SUPPLIED DATA:
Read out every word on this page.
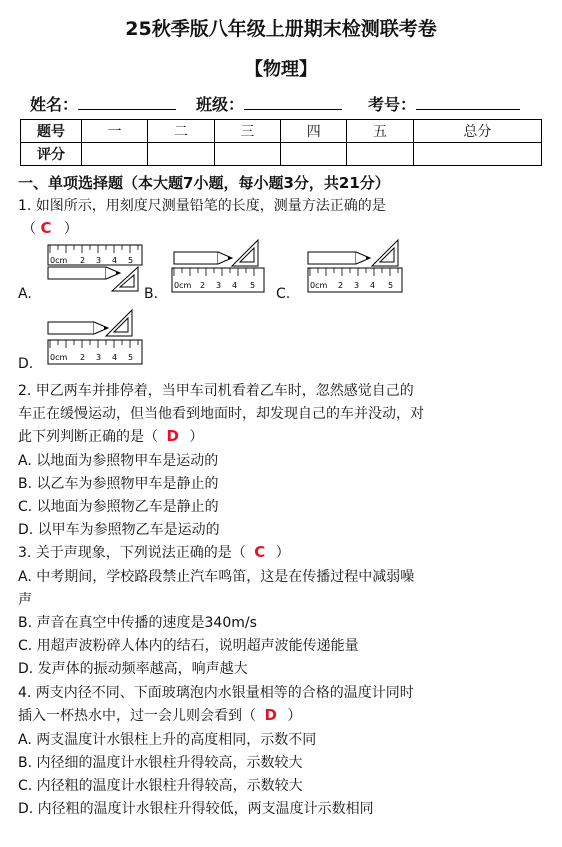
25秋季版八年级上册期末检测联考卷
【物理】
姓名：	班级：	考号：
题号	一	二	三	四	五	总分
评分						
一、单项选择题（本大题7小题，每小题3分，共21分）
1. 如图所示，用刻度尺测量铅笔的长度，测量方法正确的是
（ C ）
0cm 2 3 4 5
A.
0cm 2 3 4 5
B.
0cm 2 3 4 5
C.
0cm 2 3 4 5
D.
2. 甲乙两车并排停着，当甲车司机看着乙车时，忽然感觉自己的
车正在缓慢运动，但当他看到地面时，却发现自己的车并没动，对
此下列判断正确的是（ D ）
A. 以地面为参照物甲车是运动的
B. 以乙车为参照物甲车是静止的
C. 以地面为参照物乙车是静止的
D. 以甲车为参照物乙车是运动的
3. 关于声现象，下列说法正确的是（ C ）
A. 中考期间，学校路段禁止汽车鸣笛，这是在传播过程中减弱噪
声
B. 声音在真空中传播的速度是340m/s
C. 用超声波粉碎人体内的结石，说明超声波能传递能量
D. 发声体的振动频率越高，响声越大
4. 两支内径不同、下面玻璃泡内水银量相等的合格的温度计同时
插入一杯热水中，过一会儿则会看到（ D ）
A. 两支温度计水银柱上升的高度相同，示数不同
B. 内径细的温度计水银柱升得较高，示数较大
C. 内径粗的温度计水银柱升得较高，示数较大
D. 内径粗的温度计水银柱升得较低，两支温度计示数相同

==

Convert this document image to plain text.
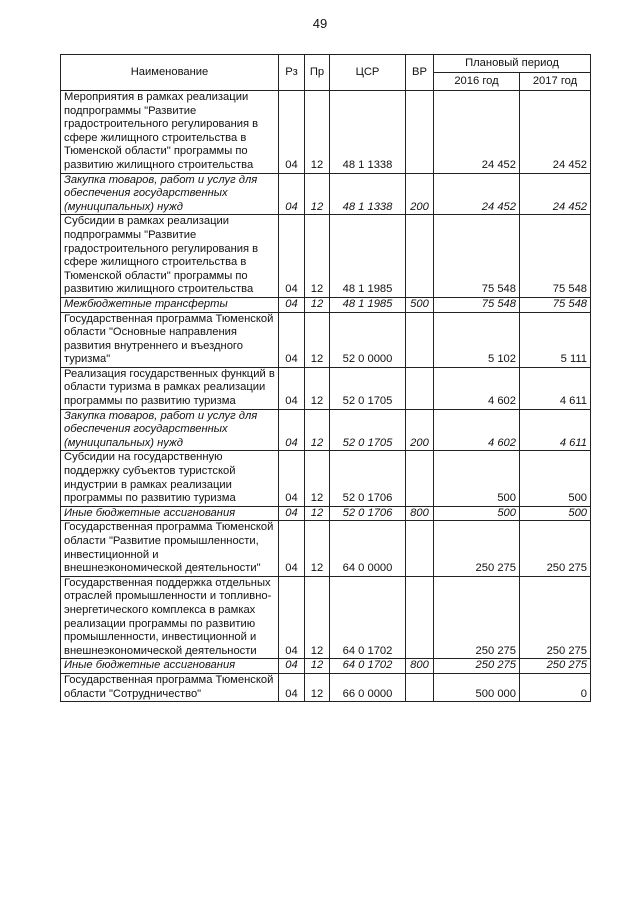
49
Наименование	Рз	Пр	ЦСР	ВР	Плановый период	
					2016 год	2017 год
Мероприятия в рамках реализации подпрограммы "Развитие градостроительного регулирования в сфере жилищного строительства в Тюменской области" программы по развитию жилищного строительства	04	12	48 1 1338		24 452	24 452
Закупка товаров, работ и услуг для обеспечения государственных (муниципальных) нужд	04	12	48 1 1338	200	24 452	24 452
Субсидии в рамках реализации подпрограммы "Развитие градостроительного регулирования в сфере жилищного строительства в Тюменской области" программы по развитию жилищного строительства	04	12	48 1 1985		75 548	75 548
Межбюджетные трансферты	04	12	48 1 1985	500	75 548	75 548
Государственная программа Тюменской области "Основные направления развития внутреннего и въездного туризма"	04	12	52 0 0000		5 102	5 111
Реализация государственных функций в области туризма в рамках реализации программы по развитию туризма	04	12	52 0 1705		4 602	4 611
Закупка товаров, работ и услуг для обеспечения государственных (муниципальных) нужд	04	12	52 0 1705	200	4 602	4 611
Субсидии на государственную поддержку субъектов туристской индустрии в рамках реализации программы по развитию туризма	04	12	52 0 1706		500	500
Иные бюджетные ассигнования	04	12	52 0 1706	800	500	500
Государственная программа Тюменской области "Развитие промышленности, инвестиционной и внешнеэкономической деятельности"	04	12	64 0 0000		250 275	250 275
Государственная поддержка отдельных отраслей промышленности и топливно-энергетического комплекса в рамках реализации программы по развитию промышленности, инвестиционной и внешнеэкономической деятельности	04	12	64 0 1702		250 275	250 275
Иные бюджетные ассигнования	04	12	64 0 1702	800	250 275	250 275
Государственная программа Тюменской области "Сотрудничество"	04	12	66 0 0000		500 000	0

TASK PROMPT: Find all the lines containing "туризма" in the material, then copy them.

WRITTEN REPLY:
Государственная программа Тюменской области "Основные направления развития внутреннего и въездного туризма"	04	12	52 0 0000		5 102	5 111
Реализация государственных функций в области туризма в рамках реализации программы по развитию туризма	04	12	52 0 1705		4 602	4 611
Субсидии на государственную поддержку субъектов туристской индустрии в рамках реализации программы по развитию туризма	04	12	52 0 1706		500	500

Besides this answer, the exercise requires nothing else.